### Records provided
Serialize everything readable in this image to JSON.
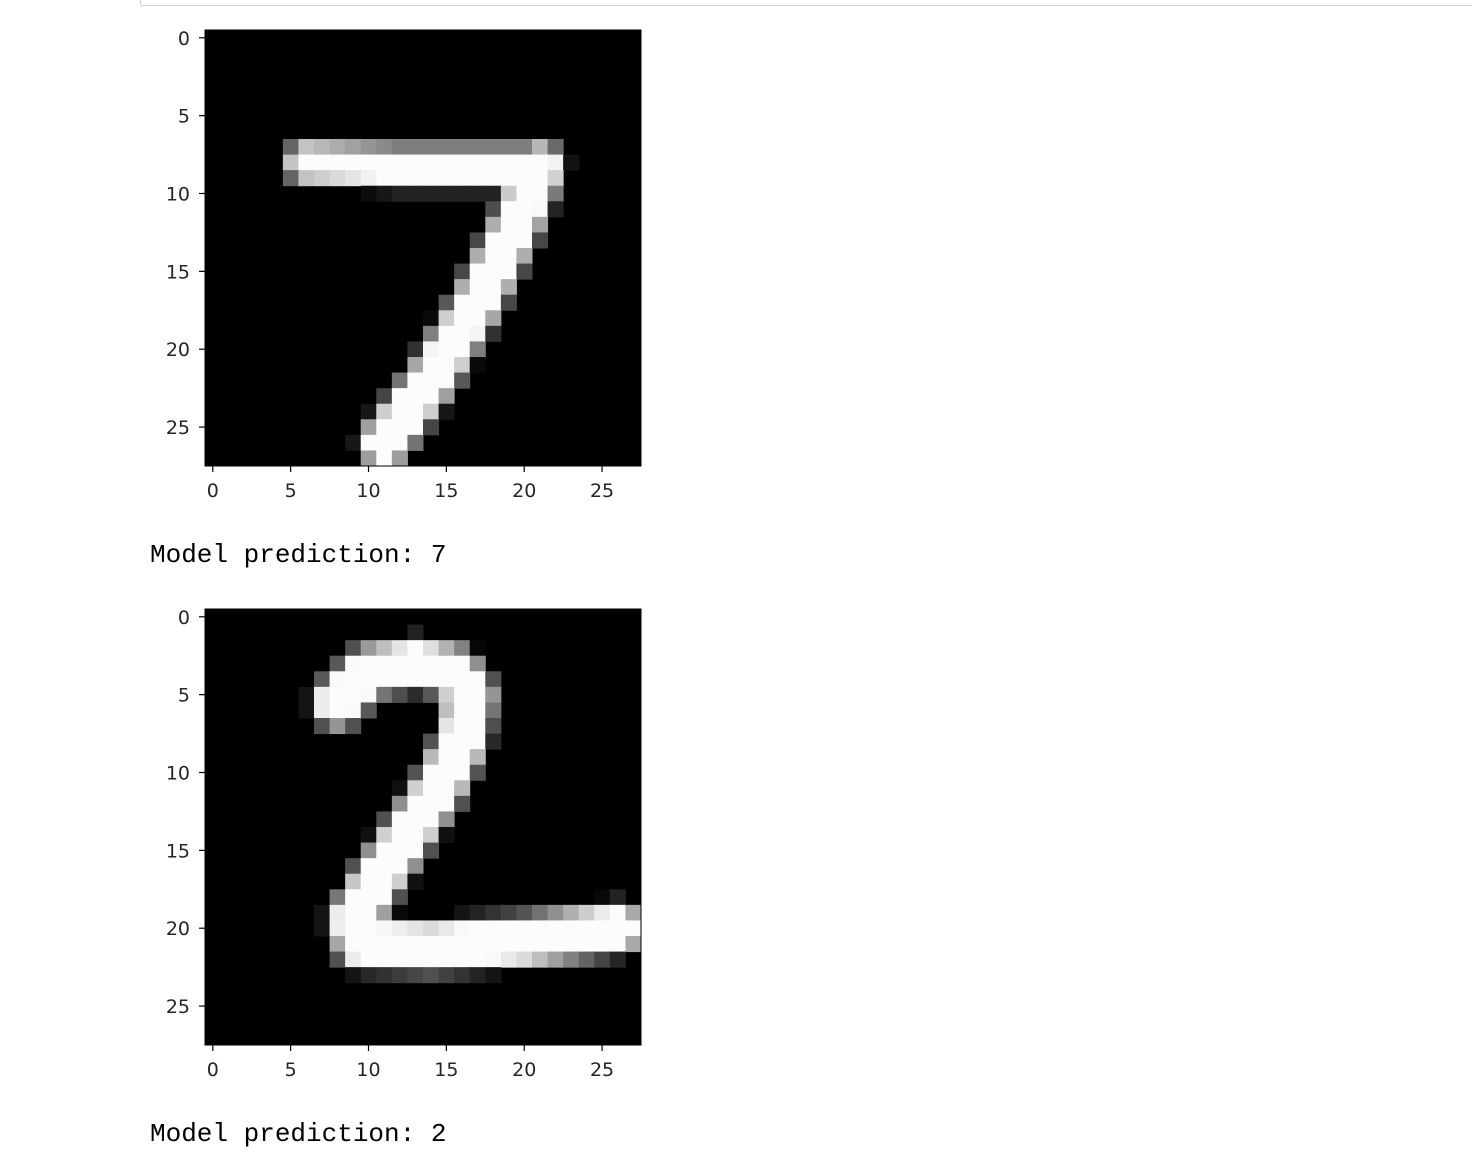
{
  "outputs": [
    {
      "predicted_digit": 7,
      "text": "Model prediction: 7",
      "chart_data": {
        "type": "heatmap",
        "colormap": "gray",
        "image_size": [
          28,
          28
        ],
        "xticks": [
          "0",
          "5",
          "10",
          "15",
          "20",
          "25"
        ],
        "yticks": [
          "0",
          "5",
          "10",
          "15",
          "20",
          "25"
        ],
        "xlim": [
          -0.5,
          27.5
        ],
        "ylim": [
          27.5,
          -0.5
        ],
        "strokes": [
          {
            "points": [
              [
                6,
                8
              ],
              [
                12,
                8.3
              ],
              [
                21,
                8.3
              ]
            ],
            "width": 1.5
          },
          {
            "points": [
              [
                21,
                8.3
              ],
              [
                19.5,
                12
              ],
              [
                17,
                17
              ],
              [
                14,
                22
              ],
              [
                11,
                26
              ]
            ],
            "width": 2.0
          }
        ]
      }
    },
    {
      "predicted_digit": 2,
      "text": "Model prediction: 2",
      "chart_data": {
        "type": "heatmap",
        "colormap": "gray",
        "image_size": [
          28,
          28
        ],
        "xticks": [
          "0",
          "5",
          "10",
          "15",
          "20",
          "25"
        ],
        "yticks": [
          "0",
          "5",
          "10",
          "15",
          "20",
          "25"
        ],
        "xlim": [
          -0.5,
          27.5
        ],
        "ylim": [
          27.5,
          -0.5
        ],
        "strokes": [
          {
            "points": [
              [
                8,
                5.5
              ],
              [
                10,
                3.5
              ],
              [
                13,
                3
              ],
              [
                15.5,
                3.5
              ],
              [
                16.5,
                5
              ],
              [
                16,
                8
              ],
              [
                14.5,
                11
              ],
              [
                12.5,
                14
              ],
              [
                10.5,
                17
              ],
              [
                9,
                19.5
              ],
              [
                9.5,
                21
              ],
              [
                14,
                21.2
              ],
              [
                20,
                20.8
              ],
              [
                26,
                20
              ]
            ],
            "width": 2.1
          }
        ]
      }
    }
  ]
}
######
### Written problem
Go through the material and select each line with the string "text" in it.

### Task output
      "text": "Model prediction: 7",
      "text": "Model prediction: 2",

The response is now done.